• Your goal: Write out the material again exactly, please, and omit the pictures.

Records:
◇ ◇ ◇ ◇ ◇

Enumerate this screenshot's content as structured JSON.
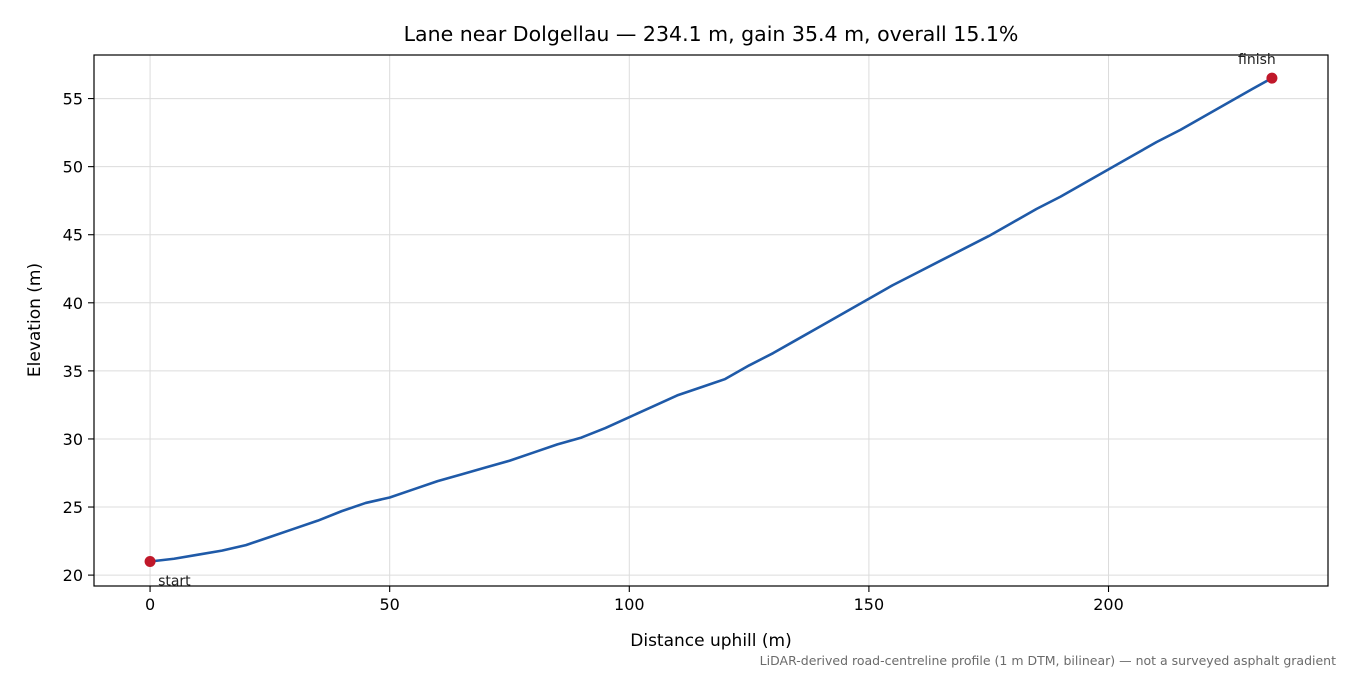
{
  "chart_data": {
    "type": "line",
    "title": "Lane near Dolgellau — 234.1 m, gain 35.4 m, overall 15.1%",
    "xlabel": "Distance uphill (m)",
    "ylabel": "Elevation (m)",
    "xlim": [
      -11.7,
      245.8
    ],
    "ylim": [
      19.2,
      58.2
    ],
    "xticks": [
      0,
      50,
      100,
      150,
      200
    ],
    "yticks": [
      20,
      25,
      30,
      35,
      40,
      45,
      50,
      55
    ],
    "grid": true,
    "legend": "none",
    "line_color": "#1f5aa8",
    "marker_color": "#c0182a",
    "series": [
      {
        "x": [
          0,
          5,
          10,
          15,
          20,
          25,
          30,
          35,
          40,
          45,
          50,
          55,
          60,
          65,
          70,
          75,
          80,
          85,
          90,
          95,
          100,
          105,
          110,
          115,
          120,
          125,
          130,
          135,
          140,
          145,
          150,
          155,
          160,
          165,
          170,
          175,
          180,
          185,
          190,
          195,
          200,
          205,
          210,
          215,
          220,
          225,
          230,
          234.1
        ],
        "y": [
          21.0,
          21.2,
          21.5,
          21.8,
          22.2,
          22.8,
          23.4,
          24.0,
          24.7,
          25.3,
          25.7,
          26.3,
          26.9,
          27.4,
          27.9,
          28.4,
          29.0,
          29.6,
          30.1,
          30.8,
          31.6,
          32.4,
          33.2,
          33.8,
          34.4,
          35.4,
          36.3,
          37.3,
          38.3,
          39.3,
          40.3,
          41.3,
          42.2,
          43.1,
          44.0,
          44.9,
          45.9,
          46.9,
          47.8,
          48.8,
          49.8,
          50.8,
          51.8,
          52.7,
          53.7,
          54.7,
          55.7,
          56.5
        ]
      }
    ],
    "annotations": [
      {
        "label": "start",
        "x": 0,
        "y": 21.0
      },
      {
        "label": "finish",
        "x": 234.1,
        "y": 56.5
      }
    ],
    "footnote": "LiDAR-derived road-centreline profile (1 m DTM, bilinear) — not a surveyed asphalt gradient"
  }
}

◇ ◇ ◇ ◇ ◇

• Result of the task:
Enumerate this screenshot's content as structured JSON.
{
  "chart_data": {
    "type": "line",
    "title": "Lane near Dolgellau — 234.1 m, gain 35.4 m, overall 15.1%",
    "xlabel": "Distance uphill (m)",
    "ylabel": "Elevation (m)",
    "xlim": [
      -11.7,
      245.8
    ],
    "ylim": [
      19.2,
      58.2
    ],
    "xticks": [
      0,
      50,
      100,
      150,
      200
    ],
    "yticks": [
      20,
      25,
      30,
      35,
      40,
      45,
      50,
      55
    ],
    "grid": true,
    "legend": "none",
    "line_color": "#1f5aa8",
    "marker_color": "#c0182a",
    "series": [
      {
        "x": [
          0,
          5,
          10,
          15,
          20,
          25,
          30,
          35,
          40,
          45,
          50,
          55,
          60,
          65,
          70,
          75,
          80,
          85,
          90,
          95,
          100,
          105,
          110,
          115,
          120,
          125,
          130,
          135,
          140,
          145,
          150,
          155,
          160,
          165,
          170,
          175,
          180,
          185,
          190,
          195,
          200,
          205,
          210,
          215,
          220,
          225,
          230,
          234.1
        ],
        "y": [
          21.0,
          21.2,
          21.5,
          21.8,
          22.2,
          22.8,
          23.4,
          24.0,
          24.7,
          25.3,
          25.7,
          26.3,
          26.9,
          27.4,
          27.9,
          28.4,
          29.0,
          29.6,
          30.1,
          30.8,
          31.6,
          32.4,
          33.2,
          33.8,
          34.4,
          35.4,
          36.3,
          37.3,
          38.3,
          39.3,
          40.3,
          41.3,
          42.2,
          43.1,
          44.0,
          44.9,
          45.9,
          46.9,
          47.8,
          48.8,
          49.8,
          50.8,
          51.8,
          52.7,
          53.7,
          54.7,
          55.7,
          56.5
        ]
      }
    ],
    "annotations": [
      {
        "label": "start",
        "x": 0,
        "y": 21.0
      },
      {
        "label": "finish",
        "x": 234.1,
        "y": 56.5
      }
    ],
    "footnote": "LiDAR-derived road-centreline profile (1 m DTM, bilinear) — not a surveyed asphalt gradient"
  }
}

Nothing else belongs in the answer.